▶ _Description of the task_
Type out every line below exactly as it reads.

(Dataset entries)

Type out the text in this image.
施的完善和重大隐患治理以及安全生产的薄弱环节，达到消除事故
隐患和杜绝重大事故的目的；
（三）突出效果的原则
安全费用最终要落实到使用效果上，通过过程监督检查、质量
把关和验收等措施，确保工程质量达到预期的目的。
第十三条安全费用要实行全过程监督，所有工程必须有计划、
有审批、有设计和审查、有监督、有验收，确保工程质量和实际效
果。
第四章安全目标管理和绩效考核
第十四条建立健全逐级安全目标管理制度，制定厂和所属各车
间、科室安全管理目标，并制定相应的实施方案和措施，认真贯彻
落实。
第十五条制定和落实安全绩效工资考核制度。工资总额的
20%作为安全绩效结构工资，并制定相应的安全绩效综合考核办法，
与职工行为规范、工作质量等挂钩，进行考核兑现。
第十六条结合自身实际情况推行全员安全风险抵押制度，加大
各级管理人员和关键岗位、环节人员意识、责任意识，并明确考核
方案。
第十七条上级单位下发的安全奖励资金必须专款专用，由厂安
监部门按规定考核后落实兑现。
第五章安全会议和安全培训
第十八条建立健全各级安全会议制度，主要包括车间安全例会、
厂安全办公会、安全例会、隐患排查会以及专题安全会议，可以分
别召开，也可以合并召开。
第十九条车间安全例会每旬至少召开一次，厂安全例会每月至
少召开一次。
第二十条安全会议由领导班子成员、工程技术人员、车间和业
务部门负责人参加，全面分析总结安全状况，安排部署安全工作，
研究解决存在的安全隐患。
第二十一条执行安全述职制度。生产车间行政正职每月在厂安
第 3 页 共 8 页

▶ _Result of this task_
Type out the text in this image.
施的完善和重大隐患治理以及安全生产的薄弱环节，达到消除事故
隐患和杜绝重大事故的目的；
（三）突出效果的原则
安全费用最终要落实到使用效果上，通过过程监督检查、质量
把关和验收等措施，确保工程质量达到预期的目的。
第十三条安全费用要实行全过程监督，所有工程必须有计划、
有审批、有设计和审查、有监督、有验收，确保工程质量和实际效
果。
第四章安全目标管理和绩效考核
第十四条建立健全逐级安全目标管理制度，制定厂和所属各车
间、科室安全管理目标，并制定相应的实施方案和措施，认真贯彻
落实。
第十五条制定和落实安全绩效工资考核制度。工资总额的
20%作为安全绩效结构工资，并制定相应的安全绩效综合考核办法，
与职工行为规范、工作质量等挂钩，进行考核兑现。
第十六条结合自身实际情况推行全员安全风险抵押制度，加大
各级管理人员和关键岗位、环节人员意识、责任意识，并明确考核
方案。
第十七条上级单位下发的安全奖励资金必须专款专用，由厂安
监部门按规定考核后落实兑现。
第五章安全会议和安全培训
第十八条建立健全各级安全会议制度，主要包括车间安全例会、
厂安全办公会、安全例会、隐患排查会以及专题安全会议，可以分
别召开，也可以合并召开。
第十九条车间安全例会每旬至少召开一次，厂安全例会每月至
少召开一次。
第二十条安全会议由领导班子成员、工程技术人员、车间和业
务部门负责人参加，全面分析总结安全状况，安排部署安全工作，
研究解决存在的安全隐患。
第二十一条执行安全述职制度。生产车间行政正职每月在厂安
第 3 页 共 8 页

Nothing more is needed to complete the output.